## PROVIDED ENTRIES
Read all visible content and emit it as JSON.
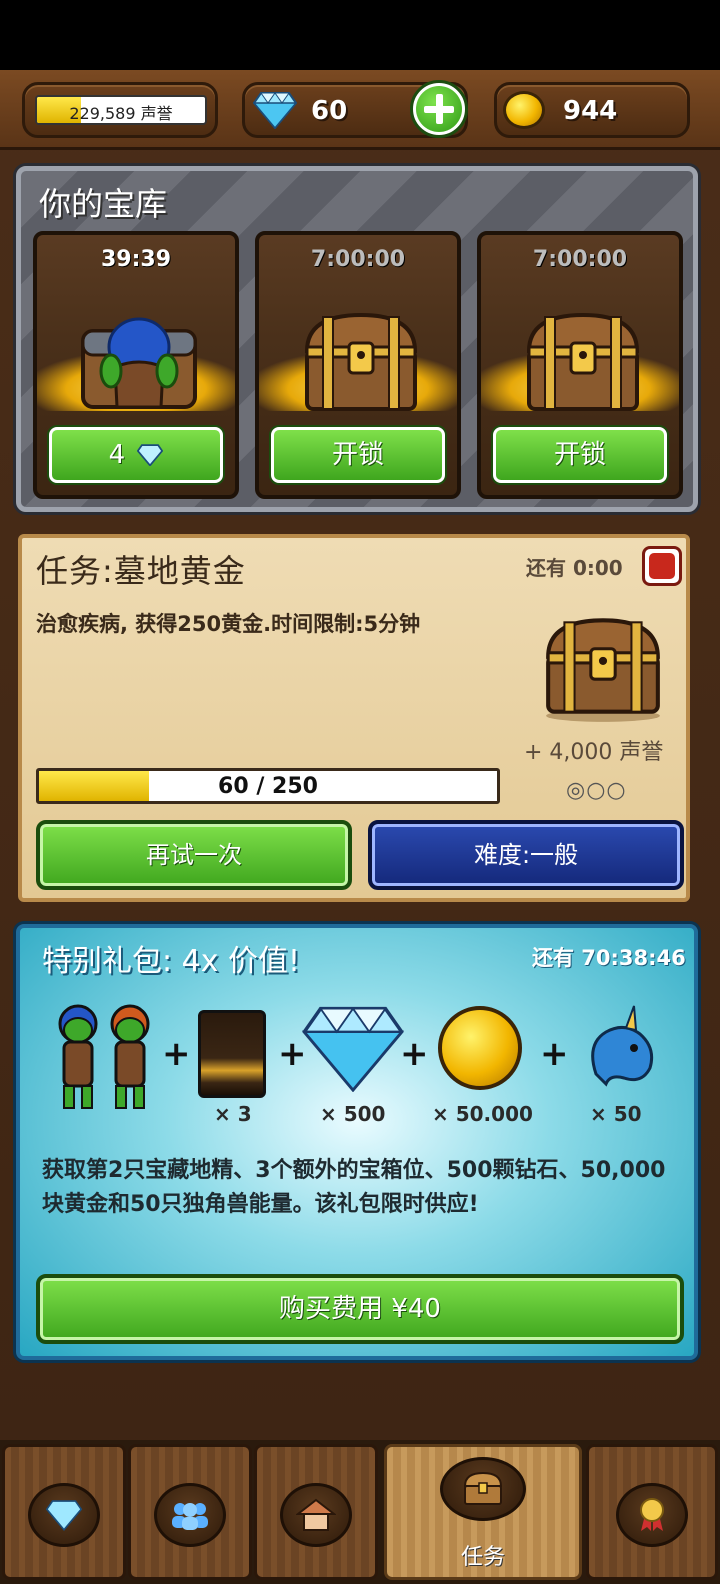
{
  "top_bar": {
    "reputation_text": "229,589 声誉",
    "reputation_fill": 0.26,
    "gems": "60",
    "gold": "944"
  },
  "vault": {
    "title": "你的宝库",
    "slots": [
      {
        "timer": "39:39",
        "button": "4",
        "state": "occupied"
      },
      {
        "timer": "7:00:00",
        "button": "开锁",
        "state": "locked"
      },
      {
        "timer": "7:00:00",
        "button": "开锁",
        "state": "locked"
      }
    ]
  },
  "mission": {
    "title": "任务:墓地黄金",
    "time_left": "还有 0:00",
    "description": "治愈疾病, 获得250黄金.时间限制:5分钟",
    "progress_text": "60 / 250",
    "progress_value": 60,
    "progress_max": 250,
    "reward": "+ 4,000 声誉",
    "stars": "◎○○",
    "retry_label": "再试一次",
    "difficulty_label": "难度:一般"
  },
  "offer": {
    "title": "特别礼包: 4x 价值!",
    "timer": "还有 70:38:46",
    "items": [
      {
        "icon": "goblins",
        "count": ""
      },
      {
        "icon": "chest-card",
        "count": "× 3"
      },
      {
        "icon": "diamond",
        "count": "× 500"
      },
      {
        "icon": "gold-coin",
        "count": "× 50.000"
      },
      {
        "icon": "unicorn",
        "count": "× 50"
      }
    ],
    "description": "获取第2只宝藏地精、3个额外的宝箱位、500颗钻石、50,000块黄金和50只独角兽能量。该礼包限时供应!",
    "buy_label": "购买费用 ¥40"
  },
  "nav": {
    "tabs": [
      {
        "icon": "diamond-icon",
        "label": ""
      },
      {
        "icon": "people-icon",
        "label": ""
      },
      {
        "icon": "house-icon",
        "label": ""
      },
      {
        "icon": "chest-icon",
        "label": "任务",
        "active": true
      },
      {
        "icon": "medal-icon",
        "label": ""
      }
    ]
  }
}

## PROBLEM TO SOLVE
Search the listing for the word "icon" and return each line that holds it.

## THE RESULT
        "icon": "goblins",
        "icon": "chest-card",
        "icon": "diamond",
        "icon": "gold-coin",
        "icon": "unicorn",
        "icon": "diamond-icon",
        "icon": "people-icon",
        "icon": "house-icon",
        "icon": "chest-icon",
        "icon": "medal-icon",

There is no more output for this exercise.